====== MATERIAL PROVIDED

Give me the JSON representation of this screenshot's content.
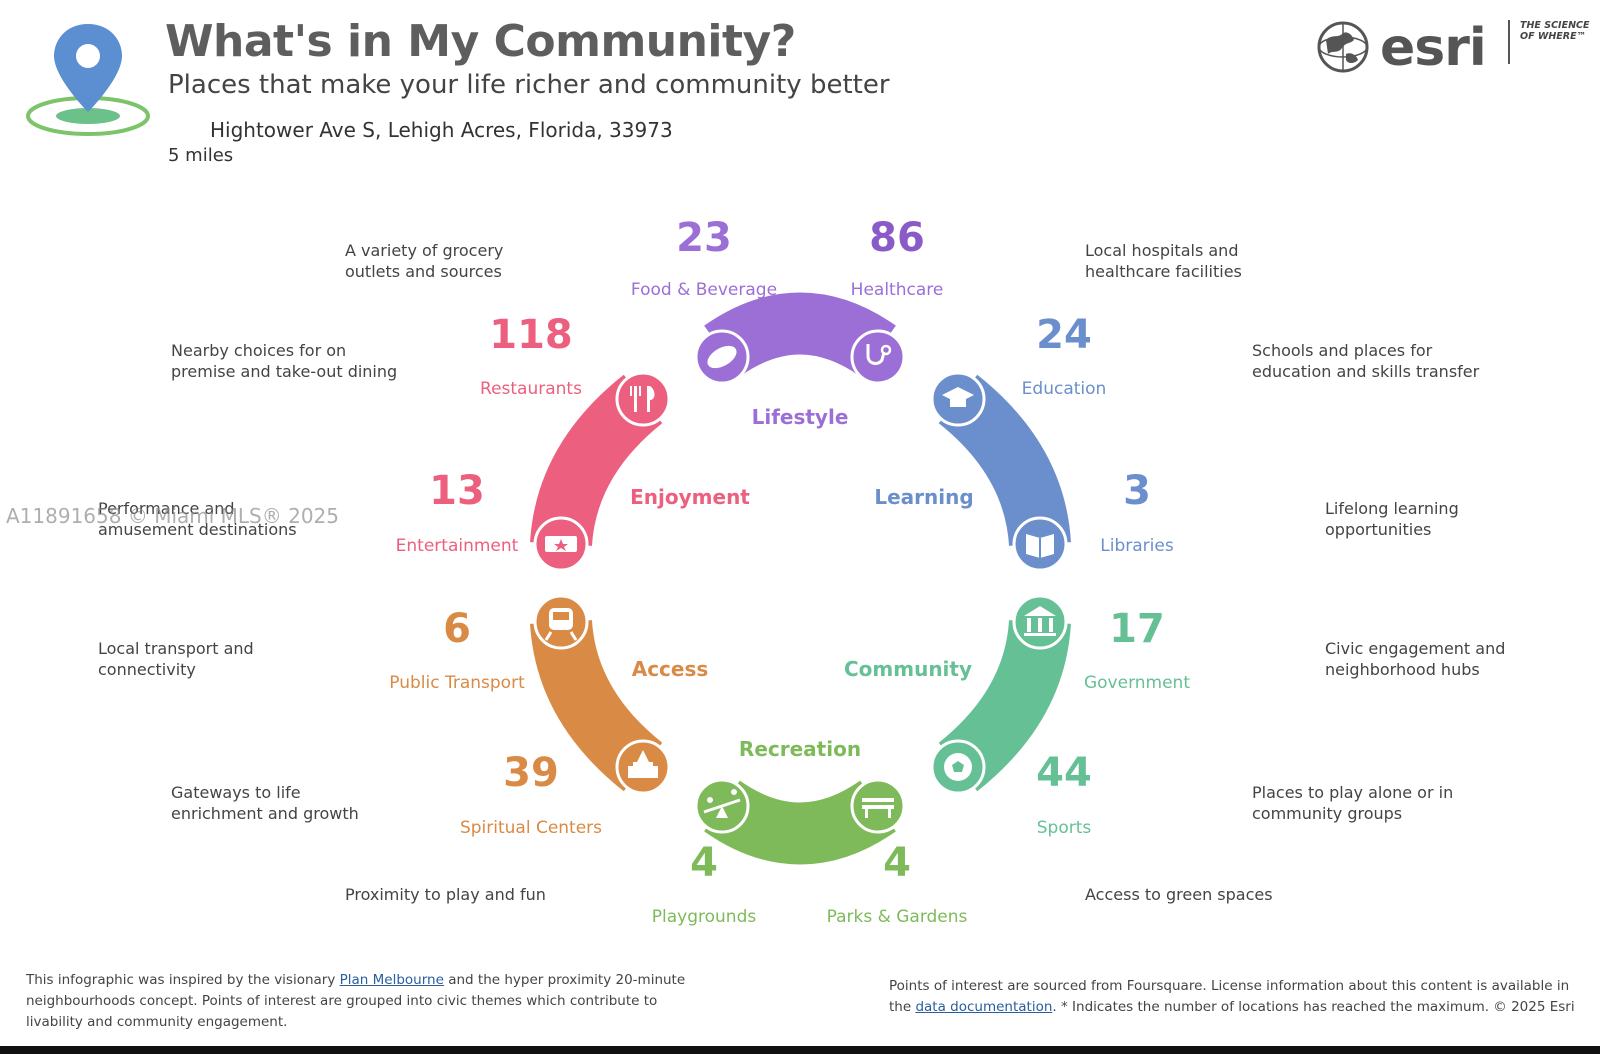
{
  "header": {
    "title": "What's in My Community?",
    "subtitle": "Places that make your life richer and community better",
    "address": "Hightower Ave S, Lehigh Acres, Florida, 33973",
    "radius": "5 miles"
  },
  "brand": {
    "name": "esri",
    "tagline": "THE SCIENCE OF WHERE™"
  },
  "watermark": "A11891658 © Miami MLS® 2025",
  "themes": {
    "lifestyle": "Lifestyle",
    "learning": "Learning",
    "community": "Community",
    "recreation": "Recreation",
    "access": "Access",
    "enjoyment": "Enjoyment"
  },
  "categories": {
    "food": {
      "count": "23",
      "label": "Food & Beverage",
      "desc1": "A variety of grocery",
      "desc2": "outlets and sources"
    },
    "health": {
      "count": "86",
      "label": "Healthcare",
      "desc1": "Local hospitals and",
      "desc2": "healthcare facilities"
    },
    "education": {
      "count": "24",
      "label": "Education",
      "desc1": "Schools and places for",
      "desc2": "education and skills transfer"
    },
    "libraries": {
      "count": "3",
      "label": "Libraries",
      "desc1": "Lifelong learning",
      "desc2": "opportunities"
    },
    "government": {
      "count": "17",
      "label": "Government",
      "desc1": "Civic engagement and",
      "desc2": "neighborhood hubs"
    },
    "sports": {
      "count": "44",
      "label": "Sports",
      "desc1": "Places to play alone or in",
      "desc2": "community groups"
    },
    "parks": {
      "count": "4",
      "label": "Parks & Gardens",
      "desc1": "Access to green spaces"
    },
    "playgrounds": {
      "count": "4",
      "label": "Playgrounds",
      "desc1": "Proximity to play and fun"
    },
    "spiritual": {
      "count": "39",
      "label": "Spiritual Centers",
      "desc1": "Gateways to life",
      "desc2": "enrichment and growth"
    },
    "transport": {
      "count": "6",
      "label": "Public Transport",
      "desc1": "Local transport and",
      "desc2": "connectivity"
    },
    "entertainment": {
      "count": "13",
      "label": "Entertainment",
      "desc1": "Performance and",
      "desc2": "amusement destinations"
    },
    "restaurants": {
      "count": "118",
      "label": "Restaurants",
      "desc1": "Nearby choices for on",
      "desc2": "premise and take-out dining"
    }
  },
  "colors": {
    "lifestyle": "#9b6fd6",
    "learning": "#6b8fcc",
    "community": "#66c095",
    "recreation": "#7fba5a",
    "access": "#d98a45",
    "enjoyment": "#ec5f7e",
    "health_num": "#8a5ac8"
  },
  "footer": {
    "left_pre": "This infographic was inspired by the visionary ",
    "left_link": "Plan Melbourne",
    "left_post": " and the hyper proximity 20-minute neighbourhoods concept. Points of interest are grouped into civic themes which contribute to livability and community engagement.",
    "right_pre": "Points of interest are sourced from Foursquare. License information about this content is available in the ",
    "right_link": "data documentation",
    "right_post": ". * Indicates the number of locations has reached the maximum. © 2025 Esri"
  }
}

============

Extract the full listing above verbatim; pictures are to be left out of the copy.

Give me the JSON representation of this screenshot's content.
{
  "header": {
    "title": "What's in My Community?",
    "subtitle": "Places that make your life richer and community better",
    "address": "Hightower Ave S, Lehigh Acres, Florida, 33973",
    "radius": "5 miles"
  },
  "brand": {
    "name": "esri",
    "tagline": "THE SCIENCE OF WHERE™"
  },
  "watermark": "A11891658 © Miami MLS® 2025",
  "themes": {
    "lifestyle": "Lifestyle",
    "learning": "Learning",
    "community": "Community",
    "recreation": "Recreation",
    "access": "Access",
    "enjoyment": "Enjoyment"
  },
  "categories": {
    "food": {
      "count": "23",
      "label": "Food & Beverage",
      "desc1": "A variety of grocery",
      "desc2": "outlets and sources"
    },
    "health": {
      "count": "86",
      "label": "Healthcare",
      "desc1": "Local hospitals and",
      "desc2": "healthcare facilities"
    },
    "education": {
      "count": "24",
      "label": "Education",
      "desc1": "Schools and places for",
      "desc2": "education and skills transfer"
    },
    "libraries": {
      "count": "3",
      "label": "Libraries",
      "desc1": "Lifelong learning",
      "desc2": "opportunities"
    },
    "government": {
      "count": "17",
      "label": "Government",
      "desc1": "Civic engagement and",
      "desc2": "neighborhood hubs"
    },
    "sports": {
      "count": "44",
      "label": "Sports",
      "desc1": "Places to play alone or in",
      "desc2": "community groups"
    },
    "parks": {
      "count": "4",
      "label": "Parks & Gardens",
      "desc1": "Access to green spaces"
    },
    "playgrounds": {
      "count": "4",
      "label": "Playgrounds",
      "desc1": "Proximity to play and fun"
    },
    "spiritual": {
      "count": "39",
      "label": "Spiritual Centers",
      "desc1": "Gateways to life",
      "desc2": "enrichment and growth"
    },
    "transport": {
      "count": "6",
      "label": "Public Transport",
      "desc1": "Local transport and",
      "desc2": "connectivity"
    },
    "entertainment": {
      "count": "13",
      "label": "Entertainment",
      "desc1": "Performance and",
      "desc2": "amusement destinations"
    },
    "restaurants": {
      "count": "118",
      "label": "Restaurants",
      "desc1": "Nearby choices for on",
      "desc2": "premise and take-out dining"
    }
  },
  "colors": {
    "lifestyle": "#9b6fd6",
    "learning": "#6b8fcc",
    "community": "#66c095",
    "recreation": "#7fba5a",
    "access": "#d98a45",
    "enjoyment": "#ec5f7e",
    "health_num": "#8a5ac8"
  },
  "footer": {
    "left_pre": "This infographic was inspired by the visionary ",
    "left_link": "Plan Melbourne",
    "left_post": " and the hyper proximity 20-minute neighbourhoods concept. Points of interest are grouped into civic themes which contribute to livability and community engagement.",
    "right_pre": "Points of interest are sourced from Foursquare. License information about this content is available in the ",
    "right_link": "data documentation",
    "right_post": ". * Indicates the number of locations has reached the maximum. © 2025 Esri"
  }
}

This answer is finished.